**Data to process**:
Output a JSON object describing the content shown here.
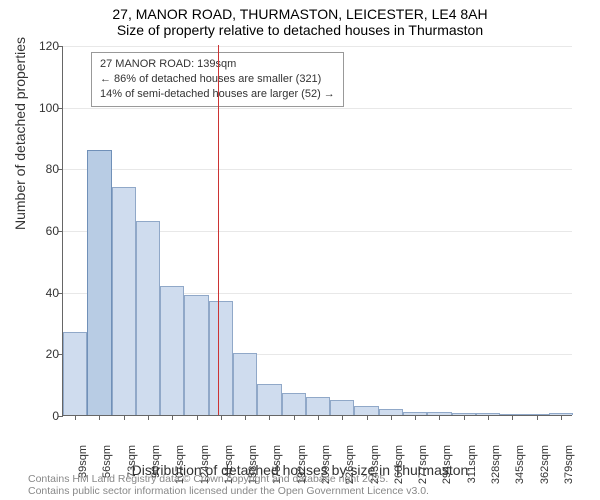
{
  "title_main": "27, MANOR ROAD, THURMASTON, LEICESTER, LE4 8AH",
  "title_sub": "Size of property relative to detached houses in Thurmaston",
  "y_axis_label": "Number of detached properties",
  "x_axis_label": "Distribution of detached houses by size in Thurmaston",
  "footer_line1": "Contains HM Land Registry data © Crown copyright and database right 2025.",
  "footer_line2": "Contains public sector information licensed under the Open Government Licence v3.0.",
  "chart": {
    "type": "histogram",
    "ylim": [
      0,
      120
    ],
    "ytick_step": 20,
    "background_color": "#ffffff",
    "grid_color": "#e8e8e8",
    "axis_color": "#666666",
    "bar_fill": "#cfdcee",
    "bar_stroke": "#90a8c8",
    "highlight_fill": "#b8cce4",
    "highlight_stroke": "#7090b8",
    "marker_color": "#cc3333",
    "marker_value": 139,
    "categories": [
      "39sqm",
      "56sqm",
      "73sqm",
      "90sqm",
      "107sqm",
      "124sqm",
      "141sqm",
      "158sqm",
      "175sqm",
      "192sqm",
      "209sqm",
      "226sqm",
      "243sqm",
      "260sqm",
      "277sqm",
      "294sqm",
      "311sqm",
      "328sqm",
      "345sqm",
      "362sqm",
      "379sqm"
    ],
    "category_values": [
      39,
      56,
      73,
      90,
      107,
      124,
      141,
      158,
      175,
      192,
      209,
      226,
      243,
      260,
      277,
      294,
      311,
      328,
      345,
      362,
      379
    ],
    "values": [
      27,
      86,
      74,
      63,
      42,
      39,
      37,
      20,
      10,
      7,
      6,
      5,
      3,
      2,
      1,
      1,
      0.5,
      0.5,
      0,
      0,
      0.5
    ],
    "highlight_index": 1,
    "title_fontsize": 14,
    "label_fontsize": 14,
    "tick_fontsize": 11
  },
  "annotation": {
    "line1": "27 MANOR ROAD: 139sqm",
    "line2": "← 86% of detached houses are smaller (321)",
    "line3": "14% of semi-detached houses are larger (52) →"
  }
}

**Goal**: Omitting all images, print the listing exactly.

**The output**:
Output a JSON object describing the content shown here.
{
  "title_main": "27, MANOR ROAD, THURMASTON, LEICESTER, LE4 8AH",
  "title_sub": "Size of property relative to detached houses in Thurmaston",
  "y_axis_label": "Number of detached properties",
  "x_axis_label": "Distribution of detached houses by size in Thurmaston",
  "footer_line1": "Contains HM Land Registry data © Crown copyright and database right 2025.",
  "footer_line2": "Contains public sector information licensed under the Open Government Licence v3.0.",
  "chart": {
    "type": "histogram",
    "ylim": [
      0,
      120
    ],
    "ytick_step": 20,
    "background_color": "#ffffff",
    "grid_color": "#e8e8e8",
    "axis_color": "#666666",
    "bar_fill": "#cfdcee",
    "bar_stroke": "#90a8c8",
    "highlight_fill": "#b8cce4",
    "highlight_stroke": "#7090b8",
    "marker_color": "#cc3333",
    "marker_value": 139,
    "categories": [
      "39sqm",
      "56sqm",
      "73sqm",
      "90sqm",
      "107sqm",
      "124sqm",
      "141sqm",
      "158sqm",
      "175sqm",
      "192sqm",
      "209sqm",
      "226sqm",
      "243sqm",
      "260sqm",
      "277sqm",
      "294sqm",
      "311sqm",
      "328sqm",
      "345sqm",
      "362sqm",
      "379sqm"
    ],
    "category_values": [
      39,
      56,
      73,
      90,
      107,
      124,
      141,
      158,
      175,
      192,
      209,
      226,
      243,
      260,
      277,
      294,
      311,
      328,
      345,
      362,
      379
    ],
    "values": [
      27,
      86,
      74,
      63,
      42,
      39,
      37,
      20,
      10,
      7,
      6,
      5,
      3,
      2,
      1,
      1,
      0.5,
      0.5,
      0,
      0,
      0.5
    ],
    "highlight_index": 1,
    "title_fontsize": 14,
    "label_fontsize": 14,
    "tick_fontsize": 11
  },
  "annotation": {
    "line1": "27 MANOR ROAD: 139sqm",
    "line2": "← 86% of detached houses are smaller (321)",
    "line3": "14% of semi-detached houses are larger (52) →"
  }
}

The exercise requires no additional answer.